# Exercise brief:
Set out the records between the lines holding "globe-clock-icon [175, 381, 205, 410]" and "result-group-notification-icons: 알림 영역", inclusive, as a JSON list of strings, one string per line, omitting any blank lines.

# Dataset rows:
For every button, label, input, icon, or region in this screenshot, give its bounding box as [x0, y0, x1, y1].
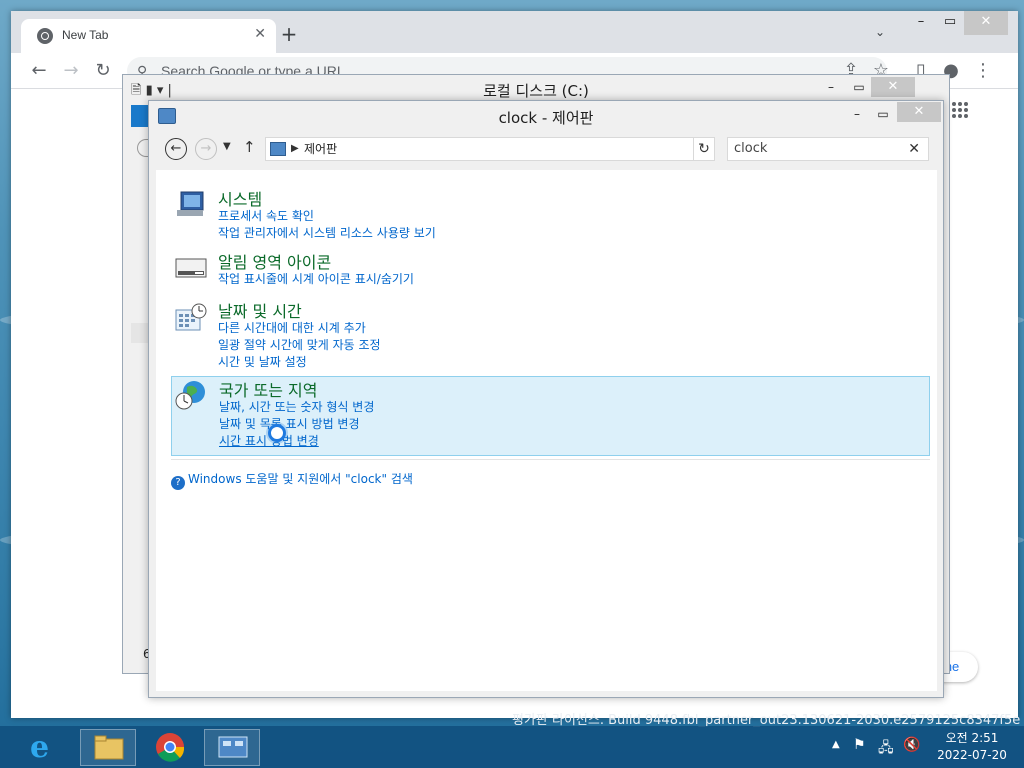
globe-clock-icon [175, 381, 205, 410]
control-panel-titlebar: clock - 제어판 – ▭ ✕ [149, 101, 943, 131]
explorer-titlebar: 🗎 ▮ ▾ | 로컬 디스크 (C:) – ▭ ✕ [123, 75, 949, 103]
forward-arrow-icon[interactable]: → [195, 138, 217, 160]
maximize-button[interactable]: ▭ [869, 104, 897, 124]
network-icon[interactable]: 🖧 [878, 737, 894, 761]
result-group-notification-icons: 알림 영역 아이콘 작업 표시줄에 시계 아이콘 표시/숨기기 [171, 249, 930, 291]
internet-explorer-icon[interactable]: e [30, 730, 49, 765]
breadcrumb-chevron-icon[interactable]: ▶ [291, 138, 299, 160]
navigation-bar: ← → ▼ ↑ ▶ 제어판 ⌄ ↻ clock ✕ [155, 137, 939, 163]
result-group-region[interactable]: 국가 또는 지역 날짜, 시간 또는 숫자 형식 변경 날짜 및 목록 표시 방… [171, 376, 930, 456]
breadcrumb-control-panel[interactable]: 제어판 [304, 138, 337, 160]
clock-date: 2022-07-20 [937, 748, 1007, 762]
result-group-system: 시스템 프로세서 속도 확인 작업 관리자에서 시스템 리소스 사용량 보기 [171, 186, 930, 244]
result-link[interactable]: 작업 관리자에서 시스템 리소스 사용량 보기 [218, 224, 436, 241]
file-explorer-taskbar-button[interactable] [80, 729, 136, 766]
window-title: clock - 제어판 [498, 109, 594, 127]
help-question-icon: ? [171, 476, 185, 490]
result-link[interactable]: 시간 및 날짜 설정 [218, 353, 307, 370]
back-arrow-icon[interactable]: ← [27, 59, 51, 83]
forward-arrow-icon[interactable]: → [59, 59, 83, 83]
chrome-maximize-button[interactable]: ▭ [933, 11, 967, 35]
result-link[interactable]: 다른 시간대에 대한 시계 추가 [218, 319, 366, 336]
google-apps-icon[interactable] [950, 100, 970, 120]
result-link[interactable]: 날짜, 시간 또는 숫자 형식 변경 [219, 398, 374, 415]
explorer-maximize-button[interactable]: ▭ [845, 77, 873, 97]
control-panel-taskbar-button[interactable] [204, 729, 260, 766]
folder-icon [94, 735, 124, 760]
volume-muted-icon[interactable]: 🔇 [903, 737, 920, 753]
clock-time: 오전 2:51 [945, 731, 999, 745]
close-button[interactable]: ✕ [897, 102, 941, 122]
chrome-taskbar-button[interactable] [142, 729, 198, 766]
tab-search-chevron-icon[interactable]: ⌄ [875, 25, 885, 39]
reload-icon[interactable]: ↻ [91, 59, 115, 83]
recent-locations-dropdown-icon[interactable]: ▼ [223, 141, 231, 152]
search-value: clock [734, 141, 768, 156]
chrome-tab[interactable]: New Tab ✕ [21, 19, 276, 53]
refresh-icon[interactable]: ↻ [693, 137, 715, 161]
chrome-tab-strip: New Tab ✕ + ⌄ – ▭ ✕ [11, 11, 1018, 53]
system-icon [177, 191, 204, 216]
calendar-clock-icon [175, 303, 207, 331]
back-arrow-icon[interactable]: ← [165, 138, 187, 160]
result-group-date-time: 날짜 및 시간 다른 시간대에 대한 시계 추가 일광 절약 시간에 맞게 자동… [171, 298, 930, 370]
control-panel-icon [270, 142, 286, 156]
explorer-minimize-button[interactable]: – [817, 77, 845, 97]
windows-help-link[interactable]: ? Windows 도움말 및 지원에서 "clock" 검색 [171, 470, 413, 490]
search-input[interactable]: clock ✕ [727, 137, 929, 161]
chrome-menu-icon[interactable]: ⋮ [971, 59, 995, 83]
clear-search-icon[interactable]: ✕ [908, 138, 920, 160]
result-link[interactable]: 일광 절약 시간에 맞게 자동 조정 [218, 336, 381, 353]
up-arrow-icon[interactable]: ↑ [243, 138, 256, 156]
help-link-text: Windows 도움말 및 지원에서 "clock" 검색 [188, 472, 413, 486]
chrome-icon [156, 733, 185, 762]
explorer-close-button[interactable]: ✕ [871, 77, 915, 97]
new-tab-button[interactable]: + [278, 23, 300, 45]
result-link[interactable]: 날짜 및 목록 표시 방법 변경 [219, 415, 360, 432]
result-link[interactable]: 프로세서 속도 확인 [218, 207, 314, 224]
ribbon-file-tab[interactable] [131, 105, 149, 127]
chrome-tab-favicon-icon [37, 28, 53, 44]
control-panel-window: clock - 제어판 – ▭ ✕ ← → ▼ ↑ ▶ 제어판 ⌄ ↻ cloc… [148, 100, 944, 698]
chrome-tab-title: New Tab [62, 28, 109, 42]
control-panel-icon [218, 736, 248, 758]
action-center-flag-icon[interactable]: ⚑ [853, 737, 866, 753]
minimize-button[interactable]: – [843, 104, 871, 124]
taskbar-icon [175, 258, 207, 278]
chrome-close-button[interactable]: ✕ [964, 11, 1008, 35]
taskbar-clock[interactable]: 오전 2:51 2022-07-20 [930, 730, 1014, 764]
close-tab-icon[interactable]: ✕ [254, 26, 266, 42]
busy-cursor-icon [268, 424, 286, 442]
divider [171, 459, 930, 460]
taskbar: e ▲ ⚑ 🖧 🔇 오전 2:51 2022-07-20 [0, 726, 1024, 768]
address-bar[interactable]: ▶ 제어판 ⌄ [265, 137, 715, 161]
show-hidden-icons-chevron-icon[interactable]: ▲ [832, 739, 840, 750]
result-link[interactable]: 작업 표시줄에 시계 아이콘 표시/숨기기 [218, 270, 414, 287]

# Written solution:
[
  "globe-clock-icon [175, 381, 205, 410]",
  "control-panel-titlebar: clock - 제어판 – ▭ ✕ [149, 101, 943, 131]",
  "explorer-titlebar: 🗎 ▮ ▾ | 로컬 디스크 (C:) – ▭ ✕ [123, 75, 949, 103]",
  "forward-arrow-icon[interactable]: → [195, 138, 217, 160]",
  "maximize-button[interactable]: ▭ [869, 104, 897, 124]",
  "network-icon[interactable]: 🖧 [878, 737, 894, 761]",
  "result-group-notification-icons: 알림 영역 아이콘 작업 표시줄에 시계 아이콘 표시/숨기기 [171, 249, 930, 291]"
]